Recorded data
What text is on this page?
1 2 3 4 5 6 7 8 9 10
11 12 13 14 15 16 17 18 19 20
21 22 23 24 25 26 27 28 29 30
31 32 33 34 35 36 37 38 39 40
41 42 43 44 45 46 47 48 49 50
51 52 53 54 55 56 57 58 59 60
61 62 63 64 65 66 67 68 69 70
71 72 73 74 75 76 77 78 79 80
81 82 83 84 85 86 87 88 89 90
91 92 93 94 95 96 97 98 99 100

- _YOUR INSTRUCTIONS_: Here, the records must be output exactly and in full.

- _SOLUTION TO THE EXERCISE_:
What text is on this page?
1 2 3 4 5 6 7 8 9 10
11 12 13 14 15 16 17 18 19 20
21 22 23 24 25 26 27 28 29 30
31 32 33 34 35 36 37 38 39 40
41 42 43 44 45 46 47 48 49 50
51 52 53 54 55 56 57 58 59 60
61 62 63 64 65 66 67 68 69 70
71 72 73 74 75 76 77 78 79 80
81 82 83 84 85 86 87 88 89 90
91 92 93 94 95 96 97 98 99 100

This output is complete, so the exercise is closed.